## START
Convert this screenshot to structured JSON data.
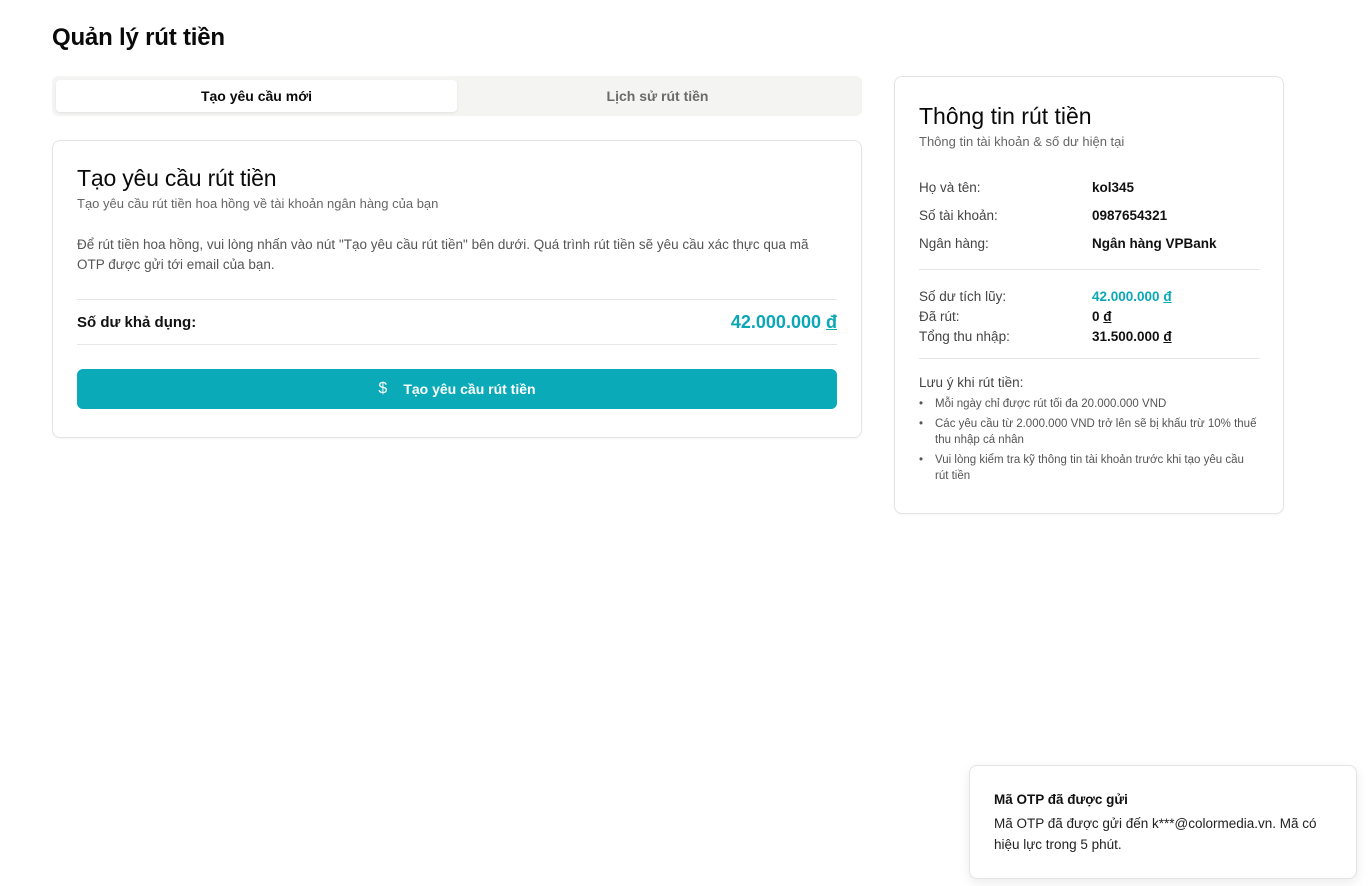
{
  "page": {
    "title": "Quản lý rút tiền"
  },
  "tabs": [
    {
      "label": "Tạo yêu cầu mới",
      "active": true
    },
    {
      "label": "Lịch sử rút tiền",
      "active": false
    }
  ],
  "request_card": {
    "title": "Tạo yêu cầu rút tiền",
    "subtitle": "Tạo yêu cầu rút tiền hoa hồng về tài khoản ngân hàng của bạn",
    "description": "Để rút tiền hoa hồng, vui lòng nhấn vào nút \"Tạo yêu cầu rút tiền\" bên dưới. Quá trình rút tiền sẽ yêu cầu xác thực qua mã OTP được gửi tới email của bạn.",
    "balance_label": "Số dư khả dụng:",
    "balance_amount": "42.000.000",
    "currency": "đ",
    "button_label": "Tạo yêu cầu rút tiền",
    "button_icon": "dollar-icon"
  },
  "info_card": {
    "title": "Thông tin rút tiền",
    "subtitle": "Thông tin tài khoản & số dư hiện tại",
    "account": [
      {
        "label": "Họ và tên:",
        "value": "kol345"
      },
      {
        "label": "Số tài khoản:",
        "value": "0987654321"
      },
      {
        "label": "Ngân hàng:",
        "value": "Ngân hàng VPBank"
      }
    ],
    "stats": [
      {
        "label": "Số dư tích lũy:",
        "amount": "42.000.000",
        "currency": "đ"
      },
      {
        "label": "Đã rút:",
        "amount": "0",
        "currency": "đ"
      },
      {
        "label": "Tổng thu nhập:",
        "amount": "31.500.000",
        "currency": "đ"
      }
    ],
    "notes_title": "Lưu ý khi rút tiền:",
    "notes": [
      "Mỗi ngày chỉ được rút tối đa 20.000.000 VND",
      "Các yêu cầu từ 2.000.000 VND trở lên sẽ bị khấu trừ 10% thuế thu nhập cá nhân",
      "Vui lòng kiểm tra kỹ thông tin tài khoản trước khi tạo yêu cầu rút tiền"
    ]
  },
  "toast": {
    "title": "Mã OTP đã được gửi",
    "body": "Mã OTP đã được gửi đến k***@colormedia.vn. Mã có hiệu lực trong 5 phút."
  },
  "colors": {
    "accent": "#0aaab8",
    "accent_text": "#0ba7b7"
  }
}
## END
Find each line holding the string "lòng" and copy it out.

    "description": "Để rút tiền hoa hồng, vui lòng nhấn vào nút \"Tạo yêu cầu rút tiền\" bên dưới. Quá trình rút tiền sẽ yêu cầu xác thực qua mã OTP được gửi tới email của bạn.",
      "Vui lòng kiểm tra kỹ thông tin tài khoản trước khi tạo yêu cầu rút tiền"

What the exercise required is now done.